DATA SHOWN -

+-------+

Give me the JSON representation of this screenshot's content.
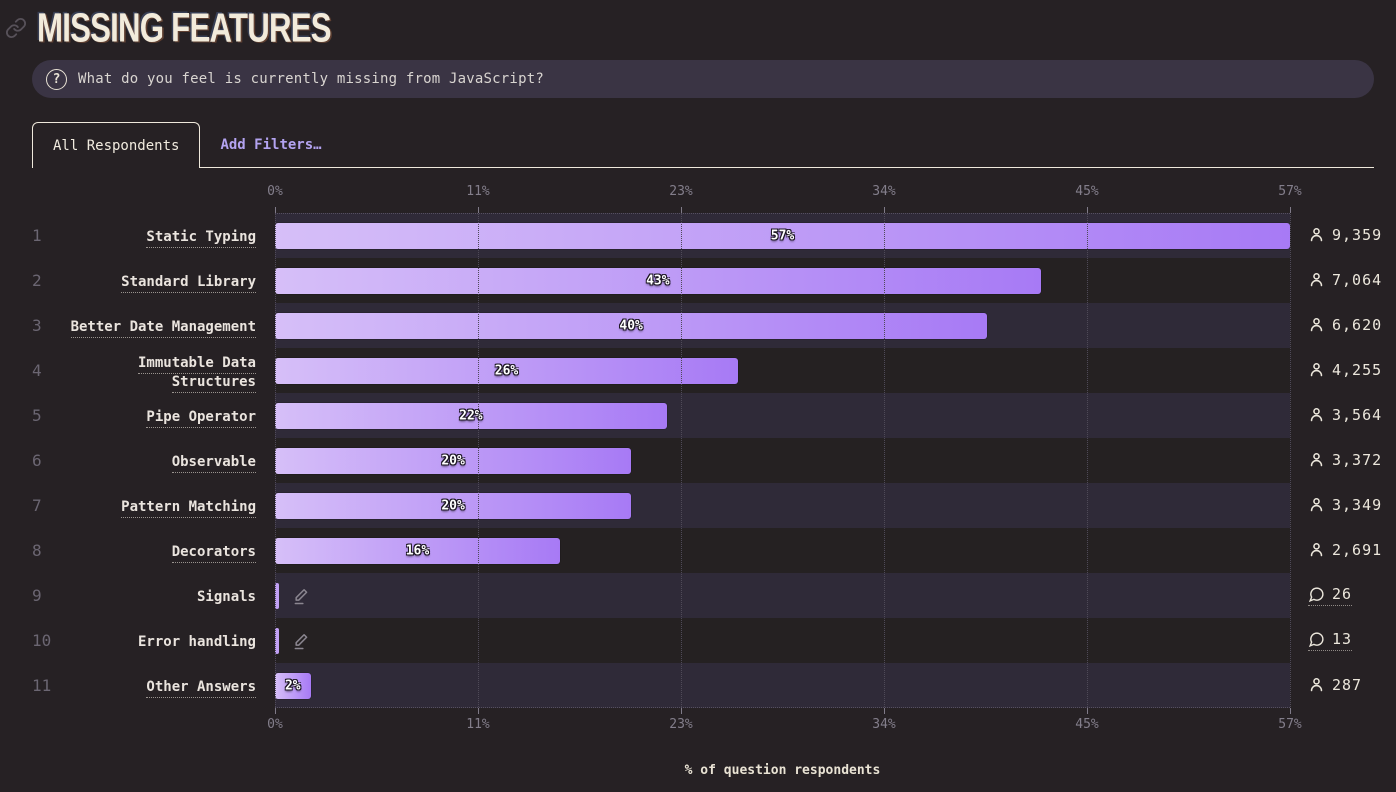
{
  "header": {
    "title": "Missing Features"
  },
  "question": {
    "text": "What do you feel is currently missing from JavaScript?",
    "icon": "question-circle-icon"
  },
  "tabs": {
    "all_respondents": "All Respondents",
    "add_filters": "Add Filters…"
  },
  "colors": {
    "background": "#262124",
    "bar_gradient_start": "#d6bff8",
    "bar_gradient_end": "#a77af5",
    "accent_link": "#b3a3f0",
    "cream_text": "#ece6da",
    "band_odd": "#2f2a38",
    "band_even": "#252122"
  },
  "chart_data": {
    "type": "bar",
    "orientation": "horizontal",
    "title": "Missing Features",
    "xlabel": "% of question respondents",
    "xlim": [
      0,
      57
    ],
    "x_tick_labels": [
      "0%",
      "11%",
      "23%",
      "34%",
      "45%",
      "57%"
    ],
    "x_tick_positions_percent": [
      0,
      20,
      40,
      60,
      80,
      100
    ],
    "grid": "dotted-vertical",
    "rows": [
      {
        "rank": "1",
        "label": "Static Typing",
        "percent": 57,
        "percent_label": "57%",
        "count": "9,359",
        "count_icon": "person"
      },
      {
        "rank": "2",
        "label": "Standard Library",
        "percent": 43,
        "percent_label": "43%",
        "count": "7,064",
        "count_icon": "person"
      },
      {
        "rank": "3",
        "label": "Better Date Management",
        "percent": 40,
        "percent_label": "40%",
        "count": "6,620",
        "count_icon": "person"
      },
      {
        "rank": "4",
        "label": "Immutable Data Structures",
        "percent": 26,
        "percent_label": "26%",
        "count": "4,255",
        "count_icon": "person"
      },
      {
        "rank": "5",
        "label": "Pipe Operator",
        "percent": 22,
        "percent_label": "22%",
        "count": "3,564",
        "count_icon": "person"
      },
      {
        "rank": "6",
        "label": "Observable",
        "percent": 20,
        "percent_label": "20%",
        "count": "3,372",
        "count_icon": "person"
      },
      {
        "rank": "7",
        "label": "Pattern Matching",
        "percent": 20,
        "percent_label": "20%",
        "count": "3,349",
        "count_icon": "person"
      },
      {
        "rank": "8",
        "label": "Decorators",
        "percent": 16,
        "percent_label": "16%",
        "count": "2,691",
        "count_icon": "person"
      },
      {
        "rank": "9",
        "label": "Signals",
        "percent": null,
        "percent_label": null,
        "freeform": true,
        "count": "26",
        "count_icon": "comment"
      },
      {
        "rank": "10",
        "label": "Error handling",
        "percent": null,
        "percent_label": null,
        "freeform": true,
        "count": "13",
        "count_icon": "comment"
      },
      {
        "rank": "11",
        "label": "Other Answers",
        "percent": 2,
        "percent_label": "2%",
        "count": "287",
        "count_icon": "person"
      }
    ]
  }
}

+-------+

EXERCISE TASK -
Omit the pictures, and quote the material above exactly as given.

EXPECTED ANSWER -
Give me the JSON representation of this screenshot's content.
{
  "header": {
    "title": "Missing Features"
  },
  "question": {
    "text": "What do you feel is currently missing from JavaScript?",
    "icon": "question-circle-icon"
  },
  "tabs": {
    "all_respondents": "All Respondents",
    "add_filters": "Add Filters…"
  },
  "colors": {
    "background": "#262124",
    "bar_gradient_start": "#d6bff8",
    "bar_gradient_end": "#a77af5",
    "accent_link": "#b3a3f0",
    "cream_text": "#ece6da",
    "band_odd": "#2f2a38",
    "band_even": "#252122"
  },
  "chart_data": {
    "type": "bar",
    "orientation": "horizontal",
    "title": "Missing Features",
    "xlabel": "% of question respondents",
    "xlim": [
      0,
      57
    ],
    "x_tick_labels": [
      "0%",
      "11%",
      "23%",
      "34%",
      "45%",
      "57%"
    ],
    "x_tick_positions_percent": [
      0,
      20,
      40,
      60,
      80,
      100
    ],
    "grid": "dotted-vertical",
    "rows": [
      {
        "rank": "1",
        "label": "Static Typing",
        "percent": 57,
        "percent_label": "57%",
        "count": "9,359",
        "count_icon": "person"
      },
      {
        "rank": "2",
        "label": "Standard Library",
        "percent": 43,
        "percent_label": "43%",
        "count": "7,064",
        "count_icon": "person"
      },
      {
        "rank": "3",
        "label": "Better Date Management",
        "percent": 40,
        "percent_label": "40%",
        "count": "6,620",
        "count_icon": "person"
      },
      {
        "rank": "4",
        "label": "Immutable Data Structures",
        "percent": 26,
        "percent_label": "26%",
        "count": "4,255",
        "count_icon": "person"
      },
      {
        "rank": "5",
        "label": "Pipe Operator",
        "percent": 22,
        "percent_label": "22%",
        "count": "3,564",
        "count_icon": "person"
      },
      {
        "rank": "6",
        "label": "Observable",
        "percent": 20,
        "percent_label": "20%",
        "count": "3,372",
        "count_icon": "person"
      },
      {
        "rank": "7",
        "label": "Pattern Matching",
        "percent": 20,
        "percent_label": "20%",
        "count": "3,349",
        "count_icon": "person"
      },
      {
        "rank": "8",
        "label": "Decorators",
        "percent": 16,
        "percent_label": "16%",
        "count": "2,691",
        "count_icon": "person"
      },
      {
        "rank": "9",
        "label": "Signals",
        "percent": null,
        "percent_label": null,
        "freeform": true,
        "count": "26",
        "count_icon": "comment"
      },
      {
        "rank": "10",
        "label": "Error handling",
        "percent": null,
        "percent_label": null,
        "freeform": true,
        "count": "13",
        "count_icon": "comment"
      },
      {
        "rank": "11",
        "label": "Other Answers",
        "percent": 2,
        "percent_label": "2%",
        "count": "287",
        "count_icon": "person"
      }
    ]
  }
}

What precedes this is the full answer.